Prompt: Reproduce every entry below precisely. Pictures are excluded from the copy.

Available data:
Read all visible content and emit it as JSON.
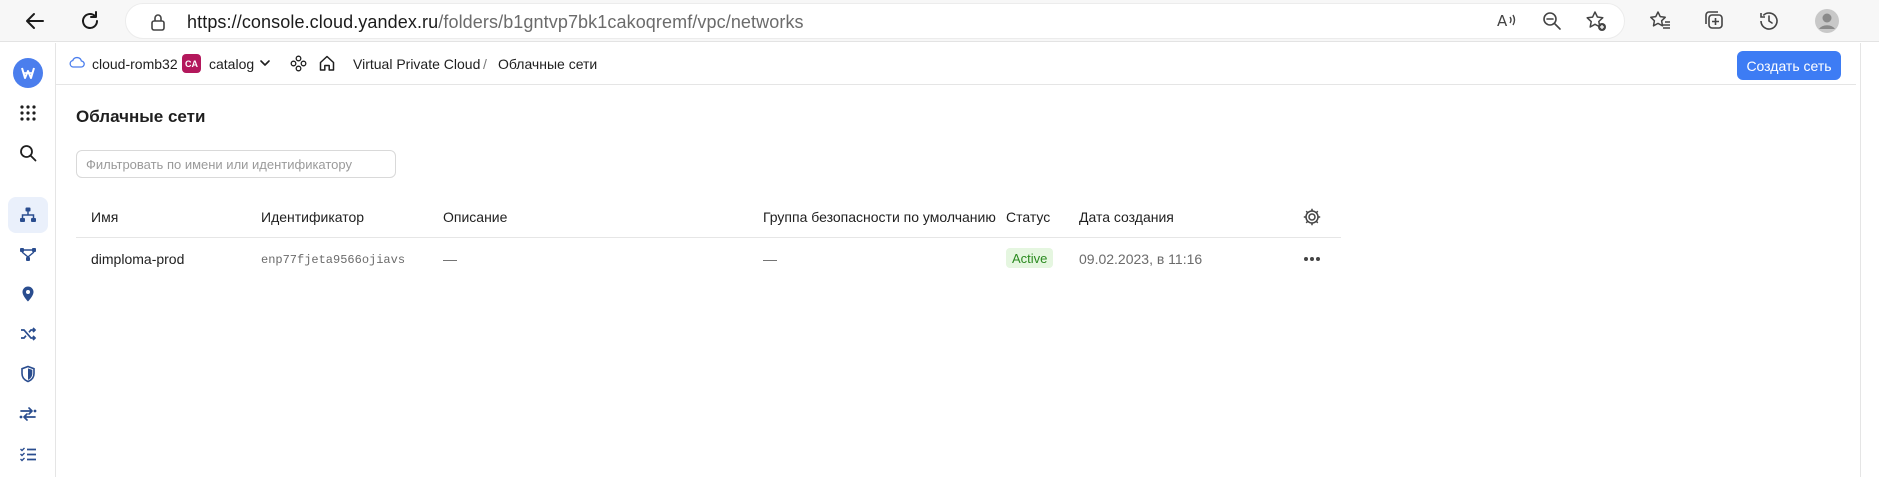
{
  "browser": {
    "url_host": "https://console.cloud.yandex.ru",
    "url_path": "/folders/b1gntvp7bk1cakoqremf/vpc/networks"
  },
  "header": {
    "cloud": "cloud-romb32",
    "folder_badge": "CA",
    "folder": "catalog",
    "breadcrumb_service": "Virtual Private Cloud",
    "breadcrumb_sep": "/",
    "breadcrumb_current": "Облачные сети",
    "create_button": "Создать сеть"
  },
  "main": {
    "title": "Облачные сети",
    "filter_placeholder": "Фильтровать по имени или идентификатору",
    "columns": [
      "Имя",
      "Идентификатор",
      "Описание",
      "Группа безопасности по умолчанию",
      "Статус",
      "Дата создания"
    ],
    "rows": [
      {
        "name": "dimploma-prod",
        "id": "enp77fjeta9566ojiavs",
        "description": "—",
        "security_group": "—",
        "status": "Active",
        "created": "09.02.2023, в 11:16"
      }
    ]
  },
  "colors": {
    "accent": "#3d7cf4",
    "logo": "#4b7eed",
    "folder_badge": "#b3185c",
    "status_active_bg": "#e5f6e0",
    "status_active_text": "#2a8a1f"
  }
}
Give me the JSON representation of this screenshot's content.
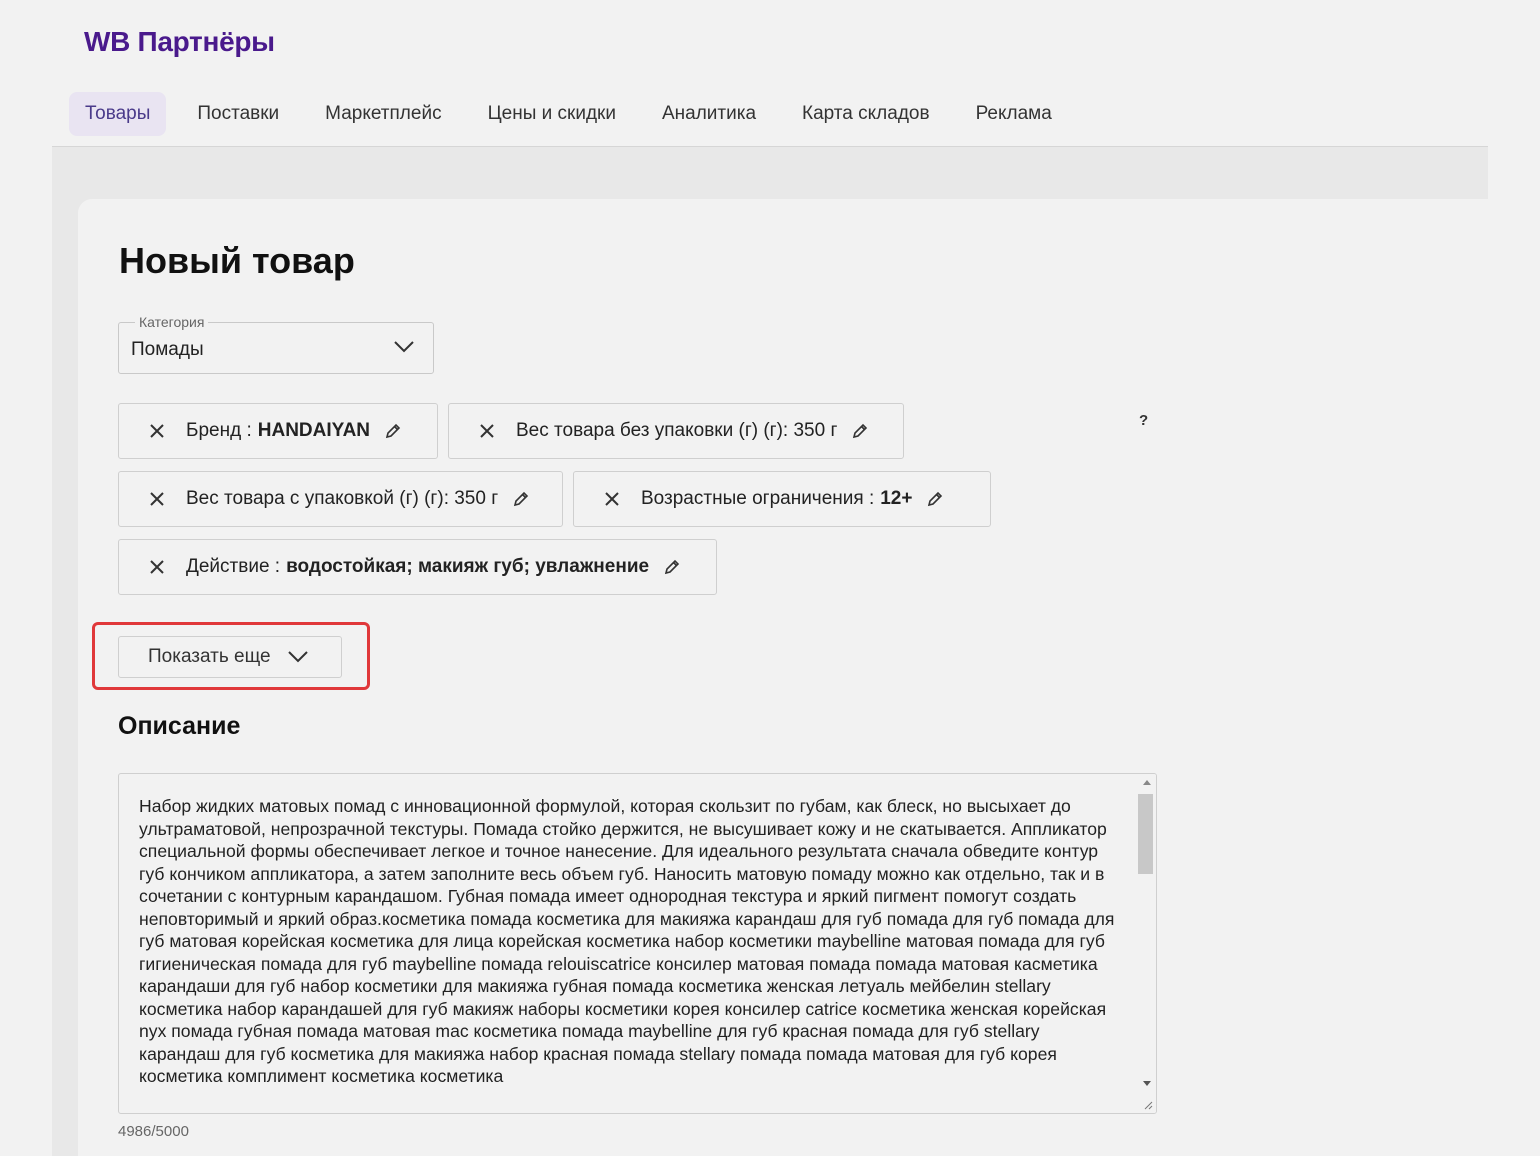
{
  "header": {
    "logo": "WB Партнёры"
  },
  "nav": [
    {
      "label": "Товары",
      "active": true
    },
    {
      "label": "Поставки"
    },
    {
      "label": "Маркетплейс"
    },
    {
      "label": "Цены и скидки"
    },
    {
      "label": "Аналитика"
    },
    {
      "label": "Карта складов"
    },
    {
      "label": "Реклама"
    }
  ],
  "page": {
    "title": "Новый товар"
  },
  "category": {
    "legend": "Категория",
    "value": "Помады"
  },
  "chips": [
    {
      "label": "Бренд :",
      "value": "HANDAIYAN"
    },
    {
      "label": "Вес товара без упаковки (г) (г): 350 г",
      "value": ""
    },
    {
      "label": "Вес товара с упаковкой (г) (г): 350 г",
      "value": ""
    },
    {
      "label": "Возрастные ограничения :",
      "value": "12+"
    },
    {
      "label": "Действие :",
      "value": "водостойкая; макияж губ; увлажнение"
    }
  ],
  "help": {
    "label": "?"
  },
  "show_more": {
    "label": "Показать еще"
  },
  "description": {
    "heading": "Описание",
    "text": "Набор жидких матовых помад с инновационной формулой, которая скользит по губам, как блеск, но высыхает до ультраматовой, непрозрачной текстуры. Помада стойко держится, не высушивает кожу и не скатывается. Аппликатор специальной формы обеспечивает легкое и точное нанесение. Для идеального результата сначала обведите контур губ кончиком аппликатора, а затем заполните весь объем губ. Наносить матовую помаду можно как отдельно, так и в сочетании с контурным карандашом. Губная помада имеет однородная текстура и яркий пигмент помогут создать неповторимый и яркий образ.косметика помада косметика для макияжа карандаш для губ помада для губ помада для губ матовая корейская косметика для лица корейская косметика набор косметики maybelline матовая помада для губ гигиеническая помада для губ maybelline помада relouiscatrice консилер матовая помада помада матовая касметика карандаши для губ набор косметики для макияжа губная помада косметика женская летуаль мейбелин stellary косметика набор карандашей для губ макияж наборы косметики корея консилер catrice косметика женская корейская nyx помада губная помада матовая mac косметика помада maybelline для губ красная помада для губ stellary карандаш для губ косметика для макияжа набор красная помада stellary помада помада матовая для губ корея косметика комплимент косметика косметика",
    "counter": "4986/5000"
  }
}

Solution to this problem:
Read all visible content and emit it as JSON.
{
  "browser": {
    "url_host": "https://console.cloud.yandex.ru",
    "url_path": "/folders/b1gntvp7bk1cakoqremf/vpc/networks"
  },
  "header": {
    "cloud": "cloud-romb32",
    "folder_badge": "CA",
    "folder": "catalog",
    "breadcrumb_service": "Virtual Private Cloud",
    "breadcrumb_sep": "/",
    "breadcrumb_current": "Облачные сети",
    "create_button": "Создать сеть"
  },
  "main": {
    "title": "Облачные сети",
    "filter_placeholder": "Фильтровать по имени или идентификатору",
    "columns": [
      "Имя",
      "Идентификатор",
      "Описание",
      "Группа безопасности по умолчанию",
      "Статус",
      "Дата создания"
    ],
    "rows": [
      {
        "name": "dimploma-prod",
        "id": "enp77fjeta9566ojiavs",
        "description": "—",
        "security_group": "—",
        "status": "Active",
        "created": "09.02.2023, в 11:16"
      }
    ]
  },
  "colors": {
    "accent": "#3d7cf4",
    "logo": "#4b7eed",
    "folder_badge": "#b3185c",
    "status_active_bg": "#e5f6e0",
    "status_active_text": "#2a8a1f"
  }
}
Give me the JSON representation of this screenshot's content.
{
  "header": {
    "logo": "WB Партнёры"
  },
  "nav": [
    {
      "label": "Товары",
      "active": true
    },
    {
      "label": "Поставки"
    },
    {
      "label": "Маркетплейс"
    },
    {
      "label": "Цены и скидки"
    },
    {
      "label": "Аналитика"
    },
    {
      "label": "Карта складов"
    },
    {
      "label": "Реклама"
    }
  ],
  "page": {
    "title": "Новый товар"
  },
  "category": {
    "legend": "Категория",
    "value": "Помады"
  },
  "chips": [
    {
      "label": "Бренд :",
      "value": "HANDAIYAN"
    },
    {
      "label": "Вес товара без упаковки (г) (г): 350 г",
      "value": ""
    },
    {
      "label": "Вес товара с упаковкой (г) (г): 350 г",
      "value": ""
    },
    {
      "label": "Возрастные ограничения :",
      "value": "12+"
    },
    {
      "label": "Действие :",
      "value": "водостойкая; макияж губ; увлажнение"
    }
  ],
  "help": {
    "label": "?"
  },
  "show_more": {
    "label": "Показать еще"
  },
  "description": {
    "heading": "Описание",
    "text": "Набор жидких матовых помад с инновационной формулой, которая скользит по губам, как блеск, но высыхает до ультраматовой, непрозрачной текстуры. Помада стойко держится, не высушивает кожу и не скатывается. Аппликатор специальной формы обеспечивает легкое и точное нанесение. Для идеального результата сначала обведите контур губ кончиком аппликатора, а затем заполните весь объем губ. Наносить матовую помаду можно как отдельно, так и в сочетании с контурным карандашом. Губная помада имеет однородная текстура и яркий пигмент помогут создать неповторимый и яркий образ.косметика помада косметика для макияжа карандаш для губ помада для губ помада для губ матовая корейская косметика для лица корейская косметика набор косметики maybelline матовая помада для губ гигиеническая помада для губ maybelline помада relouiscatrice консилер матовая помада помада матовая касметика карандаши для губ набор косметики для макияжа губная помада косметика женская летуаль мейбелин stellary косметика набор карандашей для губ макияж наборы косметики корея консилер catrice косметика женская корейская nyx помада губная помада матовая mac косметика помада maybelline для губ красная помада для губ stellary карандаш для губ косметика для макияжа набор красная помада stellary помада помада матовая для губ корея косметика комплимент косметика косметика",
    "counter": "4986/5000"
  }
}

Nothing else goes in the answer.